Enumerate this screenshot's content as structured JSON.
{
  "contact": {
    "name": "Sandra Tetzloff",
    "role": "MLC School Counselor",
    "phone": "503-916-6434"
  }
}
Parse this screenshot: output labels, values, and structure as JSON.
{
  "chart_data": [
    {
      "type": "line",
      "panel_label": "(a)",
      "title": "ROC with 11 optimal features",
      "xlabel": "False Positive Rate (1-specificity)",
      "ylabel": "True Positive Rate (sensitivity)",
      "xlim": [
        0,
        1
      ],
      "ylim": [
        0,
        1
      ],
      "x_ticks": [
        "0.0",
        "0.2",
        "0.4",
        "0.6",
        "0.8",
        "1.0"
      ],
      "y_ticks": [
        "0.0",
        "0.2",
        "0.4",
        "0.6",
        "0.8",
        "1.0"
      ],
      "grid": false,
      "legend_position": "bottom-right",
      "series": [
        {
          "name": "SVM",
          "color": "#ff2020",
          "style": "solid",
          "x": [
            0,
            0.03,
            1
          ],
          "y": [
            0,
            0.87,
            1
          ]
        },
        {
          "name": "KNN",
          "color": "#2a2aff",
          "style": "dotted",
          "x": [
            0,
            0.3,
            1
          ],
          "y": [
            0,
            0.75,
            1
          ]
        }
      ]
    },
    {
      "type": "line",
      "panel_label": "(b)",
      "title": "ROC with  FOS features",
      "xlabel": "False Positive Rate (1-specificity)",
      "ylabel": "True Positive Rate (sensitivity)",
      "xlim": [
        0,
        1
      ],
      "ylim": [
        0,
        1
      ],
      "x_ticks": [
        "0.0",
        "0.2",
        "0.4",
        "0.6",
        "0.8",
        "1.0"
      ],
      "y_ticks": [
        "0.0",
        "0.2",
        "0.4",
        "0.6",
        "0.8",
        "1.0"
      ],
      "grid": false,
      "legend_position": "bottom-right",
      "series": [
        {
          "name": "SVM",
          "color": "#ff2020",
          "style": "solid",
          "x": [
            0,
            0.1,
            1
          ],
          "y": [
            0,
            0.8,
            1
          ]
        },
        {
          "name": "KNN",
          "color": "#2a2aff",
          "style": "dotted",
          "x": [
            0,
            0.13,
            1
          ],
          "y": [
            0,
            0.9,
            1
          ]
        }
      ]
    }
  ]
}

-=-=-

Problem statement:
Copy out all of the records above with nothing altered.

Solution below:
Enumerate this screenshot's content as structured JSON.
{
  "contact": {
    "name": "Sandra Tetzloff",
    "role": "MLC School Counselor",
    "phone": "503-916-6434"
  }
}
Parse this screenshot: output labels, values, and structure as JSON.
{
  "chart_data": [
    {
      "type": "line",
      "panel_label": "(a)",
      "title": "ROC with 11 optimal features",
      "xlabel": "False Positive Rate (1-specificity)",
      "ylabel": "True Positive Rate (sensitivity)",
      "xlim": [
        0,
        1
      ],
      "ylim": [
        0,
        1
      ],
      "x_ticks": [
        "0.0",
        "0.2",
        "0.4",
        "0.6",
        "0.8",
        "1.0"
      ],
      "y_ticks": [
        "0.0",
        "0.2",
        "0.4",
        "0.6",
        "0.8",
        "1.0"
      ],
      "grid": false,
      "legend_position": "bottom-right",
      "series": [
        {
          "name": "SVM",
          "color": "#ff2020",
          "style": "solid",
          "x": [
            0,
            0.03,
            1
          ],
          "y": [
            0,
            0.87,
            1
          ]
        },
        {
          "name": "KNN",
          "color": "#2a2aff",
          "style": "dotted",
          "x": [
            0,
            0.3,
            1
          ],
          "y": [
            0,
            0.75,
            1
          ]
        }
      ]
    },
    {
      "type": "line",
      "panel_label": "(b)",
      "title": "ROC with  FOS features",
      "xlabel": "False Positive Rate (1-specificity)",
      "ylabel": "True Positive Rate (sensitivity)",
      "xlim": [
        0,
        1
      ],
      "ylim": [
        0,
        1
      ],
      "x_ticks": [
        "0.0",
        "0.2",
        "0.4",
        "0.6",
        "0.8",
        "1.0"
      ],
      "y_ticks": [
        "0.0",
        "0.2",
        "0.4",
        "0.6",
        "0.8",
        "1.0"
      ],
      "grid": false,
      "legend_position": "bottom-right",
      "series": [
        {
          "name": "SVM",
          "color": "#ff2020",
          "style": "solid",
          "x": [
            0,
            0.1,
            1
          ],
          "y": [
            0,
            0.8,
            1
          ]
        },
        {
          "name": "KNN",
          "color": "#2a2aff",
          "style": "dotted",
          "x": [
            0,
            0.13,
            1
          ],
          "y": [
            0,
            0.9,
            1
          ]
        }
      ]
    }
  ]
}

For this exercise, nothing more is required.